→ **Data records**:
"""

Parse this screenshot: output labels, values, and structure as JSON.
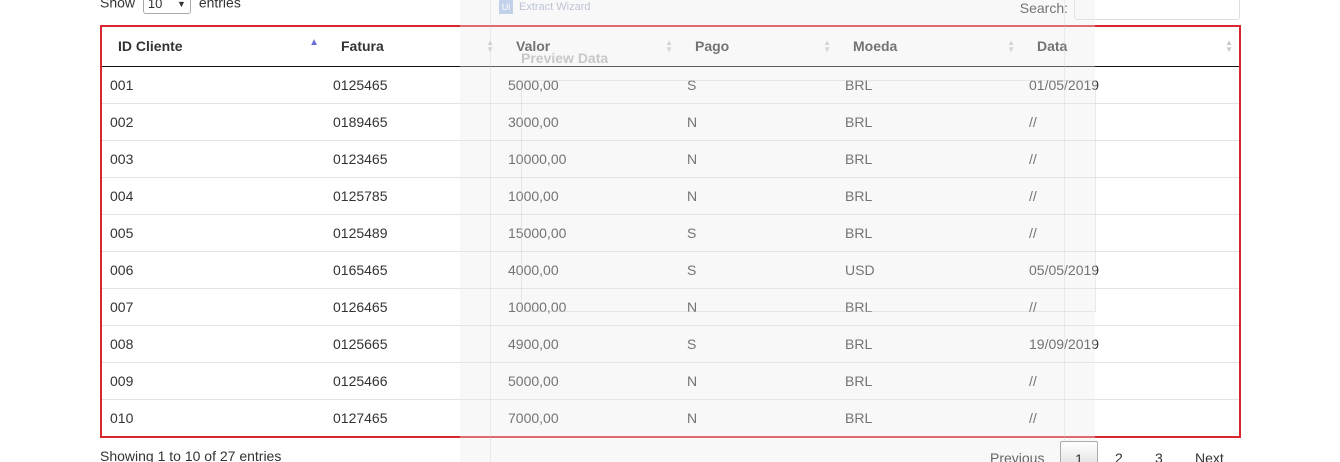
{
  "length_control": {
    "prefix": "Show",
    "value": "10",
    "suffix": "entries"
  },
  "search": {
    "label": "Search:",
    "value": ""
  },
  "overlay": {
    "wizard_logo": "Ui",
    "wizard_title": "Extract Wizard",
    "preview_title": "Preview Data"
  },
  "table": {
    "headers": [
      "ID Cliente",
      "Fatura",
      "Valor",
      "Pago",
      "Moeda",
      "Data"
    ],
    "rows": [
      [
        "001",
        "0125465",
        "5000,00",
        "S",
        "BRL",
        "01/05/2019"
      ],
      [
        "002",
        "0189465",
        "3000,00",
        "N",
        "BRL",
        "//"
      ],
      [
        "003",
        "0123465",
        "10000,00",
        "N",
        "BRL",
        "//"
      ],
      [
        "004",
        "0125785",
        "1000,00",
        "N",
        "BRL",
        "//"
      ],
      [
        "005",
        "0125489",
        "15000,00",
        "S",
        "BRL",
        "//"
      ],
      [
        "006",
        "0165465",
        "4000,00",
        "S",
        "USD",
        "05/05/2019"
      ],
      [
        "007",
        "0126465",
        "10000,00",
        "N",
        "BRL",
        "//"
      ],
      [
        "008",
        "0125665",
        "4900,00",
        "S",
        "BRL",
        "19/09/2019"
      ],
      [
        "009",
        "0125466",
        "5000,00",
        "N",
        "BRL",
        "//"
      ],
      [
        "010",
        "0127465",
        "7000,00",
        "N",
        "BRL",
        "//"
      ]
    ]
  },
  "footer": {
    "info": "Showing 1 to 10 of 27 entries"
  },
  "pagination": {
    "previous": "Previous",
    "pages": [
      "1",
      "2",
      "3"
    ],
    "current": "1",
    "next": "Next"
  }
}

"""

Exclude the pictures, and transcribe all of the material exactly.

→ **TASK SOLUTION**:
Parse this screenshot: output labels, values, and structure as JSON.
{
  "length_control": {
    "prefix": "Show",
    "value": "10",
    "suffix": "entries"
  },
  "search": {
    "label": "Search:",
    "value": ""
  },
  "overlay": {
    "wizard_logo": "Ui",
    "wizard_title": "Extract Wizard",
    "preview_title": "Preview Data"
  },
  "table": {
    "headers": [
      "ID Cliente",
      "Fatura",
      "Valor",
      "Pago",
      "Moeda",
      "Data"
    ],
    "rows": [
      [
        "001",
        "0125465",
        "5000,00",
        "S",
        "BRL",
        "01/05/2019"
      ],
      [
        "002",
        "0189465",
        "3000,00",
        "N",
        "BRL",
        "//"
      ],
      [
        "003",
        "0123465",
        "10000,00",
        "N",
        "BRL",
        "//"
      ],
      [
        "004",
        "0125785",
        "1000,00",
        "N",
        "BRL",
        "//"
      ],
      [
        "005",
        "0125489",
        "15000,00",
        "S",
        "BRL",
        "//"
      ],
      [
        "006",
        "0165465",
        "4000,00",
        "S",
        "USD",
        "05/05/2019"
      ],
      [
        "007",
        "0126465",
        "10000,00",
        "N",
        "BRL",
        "//"
      ],
      [
        "008",
        "0125665",
        "4900,00",
        "S",
        "BRL",
        "19/09/2019"
      ],
      [
        "009",
        "0125466",
        "5000,00",
        "N",
        "BRL",
        "//"
      ],
      [
        "010",
        "0127465",
        "7000,00",
        "N",
        "BRL",
        "//"
      ]
    ]
  },
  "footer": {
    "info": "Showing 1 to 10 of 27 entries"
  },
  "pagination": {
    "previous": "Previous",
    "pages": [
      "1",
      "2",
      "3"
    ],
    "current": "1",
    "next": "Next"
  }
}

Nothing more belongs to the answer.